> STATED GOAL: Search the records below for the word "рада". Pull out each line that has it.

> SOURCE MATERIAL:
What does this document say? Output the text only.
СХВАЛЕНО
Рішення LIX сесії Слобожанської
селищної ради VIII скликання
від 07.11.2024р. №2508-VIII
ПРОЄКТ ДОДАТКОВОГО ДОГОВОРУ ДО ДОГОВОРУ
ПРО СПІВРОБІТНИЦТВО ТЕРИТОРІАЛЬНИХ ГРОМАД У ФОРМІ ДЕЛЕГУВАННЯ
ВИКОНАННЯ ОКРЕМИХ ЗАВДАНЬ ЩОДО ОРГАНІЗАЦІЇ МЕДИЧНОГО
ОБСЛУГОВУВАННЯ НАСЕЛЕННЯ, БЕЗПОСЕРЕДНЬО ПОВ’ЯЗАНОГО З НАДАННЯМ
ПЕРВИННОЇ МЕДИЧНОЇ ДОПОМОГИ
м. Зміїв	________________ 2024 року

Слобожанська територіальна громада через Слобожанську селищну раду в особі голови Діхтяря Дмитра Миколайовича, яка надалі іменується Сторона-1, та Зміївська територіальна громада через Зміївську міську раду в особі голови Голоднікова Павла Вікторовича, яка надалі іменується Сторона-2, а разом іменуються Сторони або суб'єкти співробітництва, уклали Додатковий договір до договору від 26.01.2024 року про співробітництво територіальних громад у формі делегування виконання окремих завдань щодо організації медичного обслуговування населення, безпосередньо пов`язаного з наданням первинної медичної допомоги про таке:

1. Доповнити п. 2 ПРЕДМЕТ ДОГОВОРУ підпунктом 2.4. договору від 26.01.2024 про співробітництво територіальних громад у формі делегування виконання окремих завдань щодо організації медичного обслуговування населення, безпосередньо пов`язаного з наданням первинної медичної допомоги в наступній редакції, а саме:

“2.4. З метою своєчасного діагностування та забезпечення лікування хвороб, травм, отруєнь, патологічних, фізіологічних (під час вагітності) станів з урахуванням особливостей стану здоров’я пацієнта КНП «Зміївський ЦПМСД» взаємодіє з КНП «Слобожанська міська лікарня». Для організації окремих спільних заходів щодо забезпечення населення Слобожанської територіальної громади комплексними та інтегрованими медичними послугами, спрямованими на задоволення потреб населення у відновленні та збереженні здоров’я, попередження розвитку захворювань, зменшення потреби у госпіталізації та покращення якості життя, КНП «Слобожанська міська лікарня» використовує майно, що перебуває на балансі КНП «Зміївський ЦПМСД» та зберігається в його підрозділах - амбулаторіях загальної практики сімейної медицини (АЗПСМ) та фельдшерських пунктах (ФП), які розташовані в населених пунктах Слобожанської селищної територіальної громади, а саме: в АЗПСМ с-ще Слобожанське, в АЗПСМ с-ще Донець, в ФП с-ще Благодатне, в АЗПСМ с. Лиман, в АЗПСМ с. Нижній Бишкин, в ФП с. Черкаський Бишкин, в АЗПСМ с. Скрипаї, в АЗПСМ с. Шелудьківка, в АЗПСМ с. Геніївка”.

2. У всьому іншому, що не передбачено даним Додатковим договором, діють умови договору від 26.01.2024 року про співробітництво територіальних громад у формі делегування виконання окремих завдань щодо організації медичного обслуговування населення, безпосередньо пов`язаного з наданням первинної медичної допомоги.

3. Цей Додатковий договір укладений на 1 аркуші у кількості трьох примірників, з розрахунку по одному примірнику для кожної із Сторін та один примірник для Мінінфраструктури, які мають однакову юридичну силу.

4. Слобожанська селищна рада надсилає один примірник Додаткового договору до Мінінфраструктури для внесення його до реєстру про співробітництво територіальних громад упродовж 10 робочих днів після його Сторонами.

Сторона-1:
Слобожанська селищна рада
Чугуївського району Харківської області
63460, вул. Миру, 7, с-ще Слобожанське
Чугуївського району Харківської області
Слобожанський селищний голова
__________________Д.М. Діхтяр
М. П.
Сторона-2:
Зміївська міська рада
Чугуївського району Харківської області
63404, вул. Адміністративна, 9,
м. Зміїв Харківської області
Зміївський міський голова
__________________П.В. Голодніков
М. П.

> OUTPUT FOR THIS TASK:
4. Слобожанська селищна рада надсилає один примірник Додаткового договору до Мінінфраструктури для внесення його до реєстру про співробітництво територіальних громад упродовж 10 робочих днів після його Сторонами.
Слобожанська селищна рада
Зміївська міська рада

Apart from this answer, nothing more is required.